→ **Your task**
Write out the lines below word for word, leaving out the pictures.

→ **Input**
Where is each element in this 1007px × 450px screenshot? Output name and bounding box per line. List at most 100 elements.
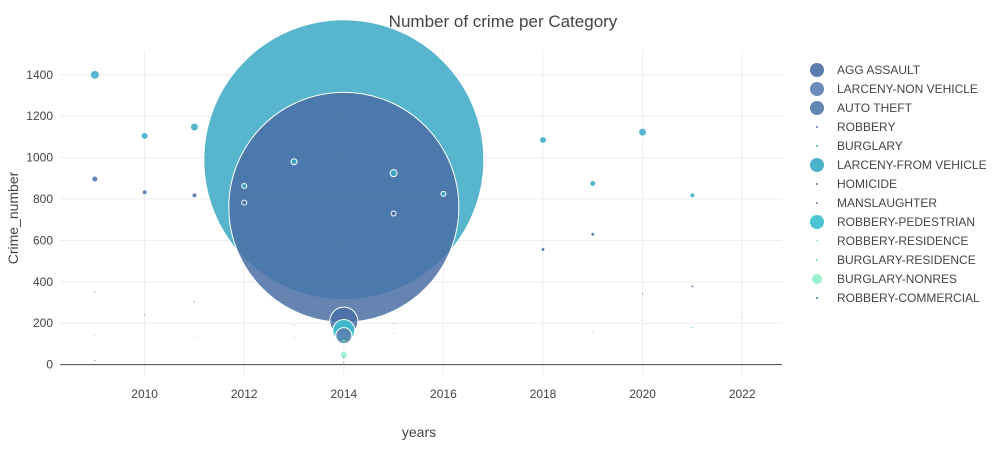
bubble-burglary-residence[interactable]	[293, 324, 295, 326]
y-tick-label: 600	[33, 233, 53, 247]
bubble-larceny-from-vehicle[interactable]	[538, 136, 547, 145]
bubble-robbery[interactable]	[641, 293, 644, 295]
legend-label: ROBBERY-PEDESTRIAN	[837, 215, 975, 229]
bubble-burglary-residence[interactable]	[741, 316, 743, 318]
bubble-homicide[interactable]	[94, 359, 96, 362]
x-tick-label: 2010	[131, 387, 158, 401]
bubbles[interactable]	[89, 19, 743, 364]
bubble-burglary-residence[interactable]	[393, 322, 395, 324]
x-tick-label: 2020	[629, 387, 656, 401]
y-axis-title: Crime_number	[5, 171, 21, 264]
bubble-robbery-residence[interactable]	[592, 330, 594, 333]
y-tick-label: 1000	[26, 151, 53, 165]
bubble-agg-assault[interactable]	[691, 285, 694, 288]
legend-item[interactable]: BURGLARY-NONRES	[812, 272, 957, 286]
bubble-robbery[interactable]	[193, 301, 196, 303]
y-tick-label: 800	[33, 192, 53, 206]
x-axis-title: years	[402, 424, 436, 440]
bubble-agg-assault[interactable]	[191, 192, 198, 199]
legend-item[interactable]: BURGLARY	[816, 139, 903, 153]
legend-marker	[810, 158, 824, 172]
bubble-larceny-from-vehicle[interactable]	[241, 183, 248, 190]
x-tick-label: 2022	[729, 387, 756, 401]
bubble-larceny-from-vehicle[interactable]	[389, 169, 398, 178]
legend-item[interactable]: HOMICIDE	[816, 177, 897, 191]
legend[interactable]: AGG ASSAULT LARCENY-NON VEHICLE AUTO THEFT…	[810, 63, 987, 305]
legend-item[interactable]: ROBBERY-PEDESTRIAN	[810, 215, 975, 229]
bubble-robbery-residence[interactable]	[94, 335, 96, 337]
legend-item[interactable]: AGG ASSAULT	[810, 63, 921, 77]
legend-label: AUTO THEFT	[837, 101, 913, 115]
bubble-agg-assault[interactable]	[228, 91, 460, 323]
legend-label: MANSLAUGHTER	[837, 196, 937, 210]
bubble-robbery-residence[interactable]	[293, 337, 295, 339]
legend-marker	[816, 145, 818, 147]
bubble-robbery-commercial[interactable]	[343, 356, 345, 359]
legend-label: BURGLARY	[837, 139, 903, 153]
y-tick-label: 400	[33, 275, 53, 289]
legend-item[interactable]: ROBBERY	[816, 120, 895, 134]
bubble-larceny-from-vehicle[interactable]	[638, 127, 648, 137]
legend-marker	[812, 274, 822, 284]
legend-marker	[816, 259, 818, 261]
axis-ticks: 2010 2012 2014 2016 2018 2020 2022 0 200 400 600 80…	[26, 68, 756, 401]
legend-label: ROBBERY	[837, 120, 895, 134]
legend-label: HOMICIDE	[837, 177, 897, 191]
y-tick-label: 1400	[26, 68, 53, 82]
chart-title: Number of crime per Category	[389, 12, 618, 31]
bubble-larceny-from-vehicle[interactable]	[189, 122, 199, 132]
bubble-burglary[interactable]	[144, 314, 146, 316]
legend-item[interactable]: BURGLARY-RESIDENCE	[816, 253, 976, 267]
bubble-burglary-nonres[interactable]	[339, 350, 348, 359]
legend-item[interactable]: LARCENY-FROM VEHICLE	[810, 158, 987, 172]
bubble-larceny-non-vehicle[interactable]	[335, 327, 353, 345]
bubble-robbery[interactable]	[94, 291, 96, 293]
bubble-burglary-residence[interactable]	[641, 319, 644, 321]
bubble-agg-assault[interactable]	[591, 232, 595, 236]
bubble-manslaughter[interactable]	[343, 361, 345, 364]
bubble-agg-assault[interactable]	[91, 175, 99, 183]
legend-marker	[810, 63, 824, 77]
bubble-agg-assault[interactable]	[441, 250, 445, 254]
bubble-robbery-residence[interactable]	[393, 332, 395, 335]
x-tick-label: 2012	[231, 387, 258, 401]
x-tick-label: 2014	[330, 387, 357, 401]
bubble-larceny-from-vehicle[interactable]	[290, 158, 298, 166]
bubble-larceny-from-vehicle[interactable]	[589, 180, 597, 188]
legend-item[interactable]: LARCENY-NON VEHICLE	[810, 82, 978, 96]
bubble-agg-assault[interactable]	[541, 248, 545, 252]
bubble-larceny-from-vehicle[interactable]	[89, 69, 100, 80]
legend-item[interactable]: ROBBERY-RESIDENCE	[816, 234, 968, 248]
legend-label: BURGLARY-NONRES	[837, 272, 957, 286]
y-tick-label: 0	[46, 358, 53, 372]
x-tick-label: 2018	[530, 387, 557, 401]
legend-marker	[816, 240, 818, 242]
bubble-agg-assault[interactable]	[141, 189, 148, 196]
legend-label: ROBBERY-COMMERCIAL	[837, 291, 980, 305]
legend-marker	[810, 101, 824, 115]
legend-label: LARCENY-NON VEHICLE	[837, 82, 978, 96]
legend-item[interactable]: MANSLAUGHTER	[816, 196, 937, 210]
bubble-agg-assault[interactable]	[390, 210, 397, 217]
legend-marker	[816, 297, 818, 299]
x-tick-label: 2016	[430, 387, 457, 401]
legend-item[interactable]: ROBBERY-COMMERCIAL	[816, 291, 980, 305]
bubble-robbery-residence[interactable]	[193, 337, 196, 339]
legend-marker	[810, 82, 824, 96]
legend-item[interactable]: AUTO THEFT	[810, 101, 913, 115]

→ **Result of the exercise**
Where is each element in this 1007px × 450px screenshot? Output name and bounding box per line. List at most 100 elements.
bubble-burglary-residence[interactable]	[293, 324, 295, 326]
y-tick-label: 600	[33, 233, 53, 247]
bubble-larceny-from-vehicle[interactable]	[538, 136, 547, 145]
bubble-robbery[interactable]	[641, 293, 644, 295]
legend-label: ROBBERY-PEDESTRIAN	[837, 215, 975, 229]
bubble-burglary-residence[interactable]	[741, 316, 743, 318]
bubble-homicide[interactable]	[94, 359, 96, 362]
x-tick-label: 2010	[131, 387, 158, 401]
bubbles[interactable]	[89, 19, 743, 364]
bubble-burglary-residence[interactable]	[393, 322, 395, 324]
x-tick-label: 2020	[629, 387, 656, 401]
y-axis-title: Crime_number	[5, 171, 21, 264]
bubble-robbery-residence[interactable]	[592, 330, 594, 333]
y-tick-label: 1000	[26, 151, 53, 165]
bubble-agg-assault[interactable]	[691, 285, 694, 288]
legend-item[interactable]: BURGLARY-NONRES	[812, 272, 957, 286]
bubble-robbery[interactable]	[193, 301, 196, 303]
y-tick-label: 800	[33, 192, 53, 206]
x-axis-title: years	[402, 424, 436, 440]
bubble-agg-assault[interactable]	[191, 192, 198, 199]
legend-item[interactable]: BURGLARY	[816, 139, 903, 153]
legend-marker	[810, 158, 824, 172]
bubble-larceny-from-vehicle[interactable]	[241, 183, 248, 190]
x-tick-label: 2022	[729, 387, 756, 401]
bubble-larceny-from-vehicle[interactable]	[389, 169, 398, 178]
legend-item[interactable]: HOMICIDE	[816, 177, 897, 191]
legend[interactable]: AGG ASSAULT LARCENY-NON VEHICLE AUTO THEFT…	[810, 63, 987, 305]
legend-item[interactable]: ROBBERY-PEDESTRIAN	[810, 215, 975, 229]
bubble-robbery-residence[interactable]	[94, 335, 96, 337]
legend-item[interactable]: AGG ASSAULT	[810, 63, 921, 77]
legend-label: AUTO THEFT	[837, 101, 913, 115]
bubble-agg-assault[interactable]	[228, 91, 460, 323]
legend-label: MANSLAUGHTER	[837, 196, 937, 210]
bubble-robbery-residence[interactable]	[293, 337, 295, 339]
legend-marker	[816, 145, 818, 147]
bubble-robbery-commercial[interactable]	[343, 356, 345, 359]
legend-label: BURGLARY	[837, 139, 903, 153]
y-tick-label: 400	[33, 275, 53, 289]
legend-item[interactable]: ROBBERY	[816, 120, 895, 134]
bubble-larceny-from-vehicle[interactable]	[638, 127, 648, 137]
legend-marker	[812, 274, 822, 284]
legend-marker	[816, 259, 818, 261]
axis-ticks: 2010 2012 2014 2016 2018 2020 2022 0 200 400 600 80…	[26, 68, 756, 401]
legend-label: ROBBERY	[837, 120, 895, 134]
legend-label: HOMICIDE	[837, 177, 897, 191]
y-tick-label: 1400	[26, 68, 53, 82]
chart-title: Number of crime per Category	[389, 12, 618, 31]
bubble-larceny-from-vehicle[interactable]	[189, 122, 199, 132]
bubble-burglary[interactable]	[144, 314, 146, 316]
legend-item[interactable]: BURGLARY-RESIDENCE	[816, 253, 976, 267]
bubble-burglary-nonres[interactable]	[339, 350, 348, 359]
legend-item[interactable]: LARCENY-FROM VEHICLE	[810, 158, 987, 172]
bubble-larceny-non-vehicle[interactable]	[335, 327, 353, 345]
bubble-robbery[interactable]	[94, 291, 96, 293]
bubble-burglary-residence[interactable]	[641, 319, 644, 321]
bubble-agg-assault[interactable]	[591, 232, 595, 236]
bubble-manslaughter[interactable]	[343, 361, 345, 364]
bubble-agg-assault[interactable]	[91, 175, 99, 183]
legend-marker	[810, 63, 824, 77]
bubble-agg-assault[interactable]	[441, 250, 445, 254]
bubble-robbery-residence[interactable]	[393, 332, 395, 335]
x-tick-label: 2012	[231, 387, 258, 401]
x-tick-label: 2014	[330, 387, 357, 401]
bubble-larceny-from-vehicle[interactable]	[290, 158, 298, 166]
bubble-larceny-from-vehicle[interactable]	[589, 180, 597, 188]
legend-item[interactable]: LARCENY-NON VEHICLE	[810, 82, 978, 96]
bubble-agg-assault[interactable]	[541, 248, 545, 252]
bubble-larceny-from-vehicle[interactable]	[89, 69, 100, 80]
legend-item[interactable]: ROBBERY-RESIDENCE	[816, 234, 968, 248]
legend-label: BURGLARY-NONRES	[837, 272, 957, 286]
y-tick-label: 0	[46, 358, 53, 372]
x-tick-label: 2018	[530, 387, 557, 401]
legend-marker	[816, 240, 818, 242]
bubble-agg-assault[interactable]	[141, 189, 148, 196]
legend-label: ROBBERY-COMMERCIAL	[837, 291, 980, 305]
legend-marker	[810, 101, 824, 115]
legend-label: LARCENY-NON VEHICLE	[837, 82, 978, 96]
legend-item[interactable]: MANSLAUGHTER	[816, 196, 937, 210]
bubble-agg-assault[interactable]	[390, 210, 397, 217]
legend-marker	[816, 297, 818, 299]
x-tick-label: 2016	[430, 387, 457, 401]
legend-item[interactable]: ROBBERY-COMMERCIAL	[816, 291, 980, 305]
bubble-robbery-residence[interactable]	[193, 337, 196, 339]
legend-marker	[810, 82, 824, 96]
legend-item[interactable]: AUTO THEFT	[810, 101, 913, 115]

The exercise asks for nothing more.